(WHAT THE TASK REQUIRES):
Do any lines in the data below contain "Residential"? If so, copy every one of them.

(RECORDS PROVIDED):
※
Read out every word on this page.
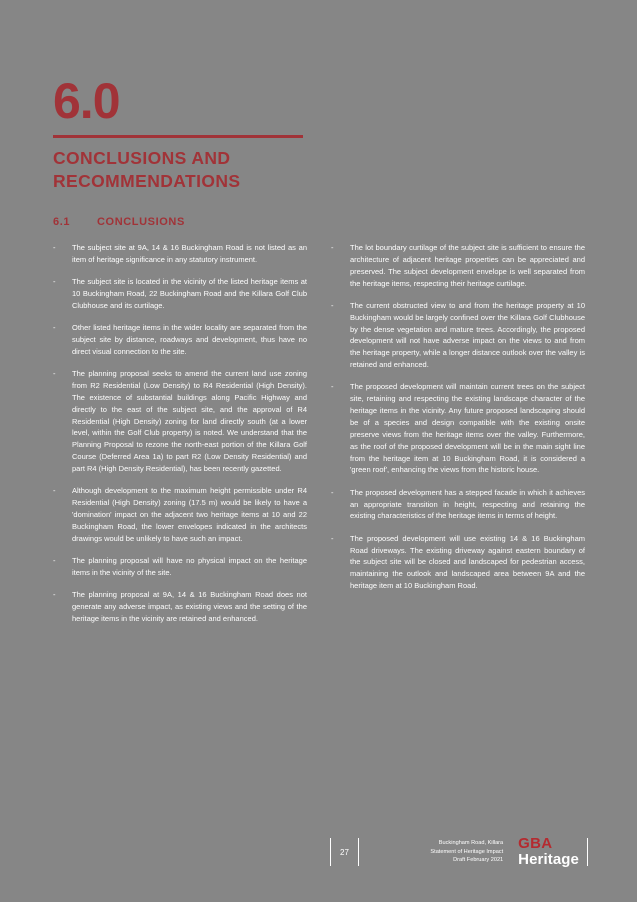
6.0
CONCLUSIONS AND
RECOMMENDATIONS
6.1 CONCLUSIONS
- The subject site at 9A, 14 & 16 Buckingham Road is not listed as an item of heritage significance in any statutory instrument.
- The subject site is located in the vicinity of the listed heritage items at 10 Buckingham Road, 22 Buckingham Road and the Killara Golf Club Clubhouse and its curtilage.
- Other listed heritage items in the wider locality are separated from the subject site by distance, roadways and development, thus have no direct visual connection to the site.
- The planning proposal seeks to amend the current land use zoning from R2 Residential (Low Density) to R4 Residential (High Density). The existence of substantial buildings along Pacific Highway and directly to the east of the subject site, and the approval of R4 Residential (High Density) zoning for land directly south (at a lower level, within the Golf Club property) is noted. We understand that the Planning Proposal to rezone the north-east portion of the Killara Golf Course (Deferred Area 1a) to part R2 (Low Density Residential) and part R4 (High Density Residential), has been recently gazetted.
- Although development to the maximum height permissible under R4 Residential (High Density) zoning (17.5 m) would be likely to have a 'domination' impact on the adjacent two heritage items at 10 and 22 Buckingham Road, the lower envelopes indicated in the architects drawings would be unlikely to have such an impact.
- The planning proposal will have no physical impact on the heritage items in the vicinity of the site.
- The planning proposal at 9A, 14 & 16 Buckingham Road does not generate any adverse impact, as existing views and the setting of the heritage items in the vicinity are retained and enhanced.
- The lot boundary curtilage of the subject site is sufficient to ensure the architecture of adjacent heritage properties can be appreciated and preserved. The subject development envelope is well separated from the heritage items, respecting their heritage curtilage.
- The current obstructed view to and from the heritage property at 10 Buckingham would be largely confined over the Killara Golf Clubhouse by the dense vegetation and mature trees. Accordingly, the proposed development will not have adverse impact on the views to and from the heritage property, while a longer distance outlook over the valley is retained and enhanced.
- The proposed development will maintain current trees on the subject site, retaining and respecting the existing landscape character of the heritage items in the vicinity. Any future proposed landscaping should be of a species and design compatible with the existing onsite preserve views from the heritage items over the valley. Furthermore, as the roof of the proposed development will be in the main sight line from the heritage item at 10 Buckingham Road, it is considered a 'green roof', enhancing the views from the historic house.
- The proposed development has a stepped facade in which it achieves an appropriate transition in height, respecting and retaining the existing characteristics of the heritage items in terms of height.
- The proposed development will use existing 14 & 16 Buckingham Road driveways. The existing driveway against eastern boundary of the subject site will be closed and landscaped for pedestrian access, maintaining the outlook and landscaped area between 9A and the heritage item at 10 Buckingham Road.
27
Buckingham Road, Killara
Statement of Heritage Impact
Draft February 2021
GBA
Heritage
※
(WRITTEN RESPONSE):
- The planning proposal seeks to amend the current land use zoning from R2 Residential (Low Density) to R4 Residential (High Density). The existence of substantial buildings along Pacific Highway and directly to the east of the subject site, and the approval of R4 Residential (High Density) zoning for land directly south (at a lower level, within the Golf Club property) is noted. We understand that the Planning Proposal to rezone the north-east portion of the Killara Golf Course (Deferred Area 1a) to part R2 (Low Density Residential) and part R4 (High Density Residential), has been recently gazetted.
- Although development to the maximum height permissible under R4 Residential (High Density) zoning (17.5 m) would be likely to have a 'domination' impact on the adjacent two heritage items at 10 and 22 Buckingham Road, the lower envelopes indicated in the architects drawings would be unlikely to have such an impact.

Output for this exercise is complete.